_What to do_
Please rewrite the benralizumab discussion starting at the words "In this 52-week" and stopping after "larger, controlled trials.", swapping "rare eosinophilic disorders" for "uncommon eosinophilic disorders" throughout.

Figure 4. Recurrence of diseases following study completion and benralizumab discontinuation. (A, B) P15, eosinophilic sinusitis with nasal polyposis. MRI 2 months post-study shows recurrence of severe sinus disease (T2 axial images). (C, D) P17, severe EGPA with eosinophilic carditis. Bilateral ankle bullae observed 6 months post-study during EGPA exacerbation with worsening asthma and elevated inflammatory markers; fluid analysis shows 600 eosinophils. (E, F) P10, steroid-dependent chronic eosinophilic pneumonia. Pulmonary function tests 5 months post-study demonstrate combined obstructive and restrictive lung disease (FEV1/FVC 68%, FEV1 64% predicted, FVC 76% predicted). Flow-volume loop (F) shows a concave expiratory limb indicating obstruction and reduced loop size indicating restriction, consistent with PFT results.

4 Discussion

In this 52-week prospective “basket” trial, we evaluated the efficacy and safety of benralizumab in patients with rare eosinophilic disorders. To date, no double-blind randomized controlled trials are planned for these rare eosinophilic disorders, and our study contributes a unique perspective by providing prospective data with 52 weeks of follow-up. However, these findings represent exploratory, hypothesis-generating observations and should be interpreted with caution until validated in larger, controlled trials.

Benralizumab showed a favorable safety profile in our cohort, with only one patient discontinuing treatment due to mildly elevated liver enzymes later deemed unrelated to the intervention. No treatment-related adverse events or deaths occurred. These findings align with clinical trials and real-world studies, which consistently report a high safety profile. Long-term data from a 5-year follow-up in asthma patients demonstrated low rates of adverse and serious adverse events without new safety reports (12). This is further supported by a meta-analysis of eight RCTs of benralizumab in severe eosinophilic asthma (13).

In terms of efficacy, 16 of 17 patients achieved clinical resolution, with reductions in both eosinophil-induced organ damage and systemic manifestations. Steroid-dependent patients were able to discontinue corticosteroids without an increase in exacerbations or hospitalizations. Importantly, AEC significantly decreased in all patients. In one patient, repeat biopsy demonstrated a marked reduction in tissue eosinophil infiltration, mirroring the decline in circulating eosinophils. Additionally, serial CT and MRI imaging confirmed the clinical improvements observed during treatment with benralizumab.

_Bounding box prediction data_
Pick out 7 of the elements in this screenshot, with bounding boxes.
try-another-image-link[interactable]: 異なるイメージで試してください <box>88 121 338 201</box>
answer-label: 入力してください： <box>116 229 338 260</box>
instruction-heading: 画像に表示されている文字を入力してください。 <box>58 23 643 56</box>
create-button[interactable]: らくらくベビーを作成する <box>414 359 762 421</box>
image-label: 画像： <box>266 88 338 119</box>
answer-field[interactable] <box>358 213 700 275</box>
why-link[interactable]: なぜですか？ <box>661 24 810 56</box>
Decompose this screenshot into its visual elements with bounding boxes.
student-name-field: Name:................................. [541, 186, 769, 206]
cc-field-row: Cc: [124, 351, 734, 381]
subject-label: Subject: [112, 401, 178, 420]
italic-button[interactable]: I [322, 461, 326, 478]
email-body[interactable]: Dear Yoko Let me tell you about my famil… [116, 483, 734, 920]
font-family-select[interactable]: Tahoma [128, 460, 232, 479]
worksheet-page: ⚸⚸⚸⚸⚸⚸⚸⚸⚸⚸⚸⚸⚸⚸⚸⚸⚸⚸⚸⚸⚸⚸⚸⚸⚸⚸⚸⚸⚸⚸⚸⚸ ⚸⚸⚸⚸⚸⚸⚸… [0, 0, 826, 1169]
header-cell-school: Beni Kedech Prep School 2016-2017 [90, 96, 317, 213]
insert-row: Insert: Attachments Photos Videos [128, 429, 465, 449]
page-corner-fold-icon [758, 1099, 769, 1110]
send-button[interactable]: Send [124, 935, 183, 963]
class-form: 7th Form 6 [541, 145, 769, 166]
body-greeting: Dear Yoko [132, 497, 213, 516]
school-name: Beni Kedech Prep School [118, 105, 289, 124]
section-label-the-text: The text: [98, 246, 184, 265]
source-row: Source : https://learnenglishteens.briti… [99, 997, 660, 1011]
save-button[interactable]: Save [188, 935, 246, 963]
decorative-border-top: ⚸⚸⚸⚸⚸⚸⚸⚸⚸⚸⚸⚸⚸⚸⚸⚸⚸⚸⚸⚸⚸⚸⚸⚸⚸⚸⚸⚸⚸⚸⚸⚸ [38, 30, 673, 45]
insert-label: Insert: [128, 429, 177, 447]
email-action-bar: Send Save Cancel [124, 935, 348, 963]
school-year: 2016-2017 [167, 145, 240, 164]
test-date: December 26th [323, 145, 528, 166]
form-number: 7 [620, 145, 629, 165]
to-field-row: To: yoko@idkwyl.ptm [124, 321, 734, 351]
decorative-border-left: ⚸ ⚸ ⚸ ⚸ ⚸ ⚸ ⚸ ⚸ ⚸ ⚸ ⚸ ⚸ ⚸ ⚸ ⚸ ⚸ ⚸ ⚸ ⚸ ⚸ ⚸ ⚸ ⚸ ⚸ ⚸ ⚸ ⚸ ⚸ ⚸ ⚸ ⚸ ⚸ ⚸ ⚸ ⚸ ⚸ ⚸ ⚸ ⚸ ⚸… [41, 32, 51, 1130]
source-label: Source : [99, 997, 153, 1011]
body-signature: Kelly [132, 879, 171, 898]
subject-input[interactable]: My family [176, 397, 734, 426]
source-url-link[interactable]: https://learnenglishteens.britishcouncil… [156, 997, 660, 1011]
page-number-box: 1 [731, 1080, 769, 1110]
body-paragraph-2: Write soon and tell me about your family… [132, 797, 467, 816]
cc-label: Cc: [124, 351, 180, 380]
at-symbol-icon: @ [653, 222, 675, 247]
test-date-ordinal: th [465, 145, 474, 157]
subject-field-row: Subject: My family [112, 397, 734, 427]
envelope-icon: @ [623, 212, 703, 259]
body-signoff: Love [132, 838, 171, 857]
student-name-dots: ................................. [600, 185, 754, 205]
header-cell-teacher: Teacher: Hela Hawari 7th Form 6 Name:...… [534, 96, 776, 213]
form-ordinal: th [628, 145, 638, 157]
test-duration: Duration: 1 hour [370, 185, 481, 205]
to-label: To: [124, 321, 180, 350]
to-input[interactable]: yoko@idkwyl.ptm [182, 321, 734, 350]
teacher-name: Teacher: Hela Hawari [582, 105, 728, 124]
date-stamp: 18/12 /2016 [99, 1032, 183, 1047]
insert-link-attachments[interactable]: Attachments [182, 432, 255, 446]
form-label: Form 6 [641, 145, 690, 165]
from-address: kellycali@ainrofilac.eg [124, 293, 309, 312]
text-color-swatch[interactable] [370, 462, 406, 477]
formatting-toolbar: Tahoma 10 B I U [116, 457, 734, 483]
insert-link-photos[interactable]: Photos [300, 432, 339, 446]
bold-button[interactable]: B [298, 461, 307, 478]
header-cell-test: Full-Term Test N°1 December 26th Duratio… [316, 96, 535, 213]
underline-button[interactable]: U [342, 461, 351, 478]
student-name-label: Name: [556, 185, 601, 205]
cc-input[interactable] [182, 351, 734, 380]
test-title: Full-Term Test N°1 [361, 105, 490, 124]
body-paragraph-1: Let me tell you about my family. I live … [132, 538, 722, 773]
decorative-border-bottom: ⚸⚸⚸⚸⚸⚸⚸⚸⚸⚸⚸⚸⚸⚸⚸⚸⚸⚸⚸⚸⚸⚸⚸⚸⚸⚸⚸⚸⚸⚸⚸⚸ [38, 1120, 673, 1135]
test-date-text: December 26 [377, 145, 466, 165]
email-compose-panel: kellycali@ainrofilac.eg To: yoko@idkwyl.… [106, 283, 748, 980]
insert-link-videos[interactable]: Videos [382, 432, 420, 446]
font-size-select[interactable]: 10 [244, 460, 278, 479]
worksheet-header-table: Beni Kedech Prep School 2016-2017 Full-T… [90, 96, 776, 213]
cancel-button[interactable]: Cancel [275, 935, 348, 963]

_Response box_
In this 52-week prospective “basket” trial, we evaluated the efficacy and safety of benralizumab in patients with uncommon eosinophilic disorders. To date, no double-blind randomized controlled trials are planned for these uncommon eosinophilic disorders, and our study contributes a unique perspective by providing prospective data with 52 weeks of follow-up. However, these findings represent exploratory, hypothesis-generating observations and should be interpreted with caution until validated in larger, controlled trials.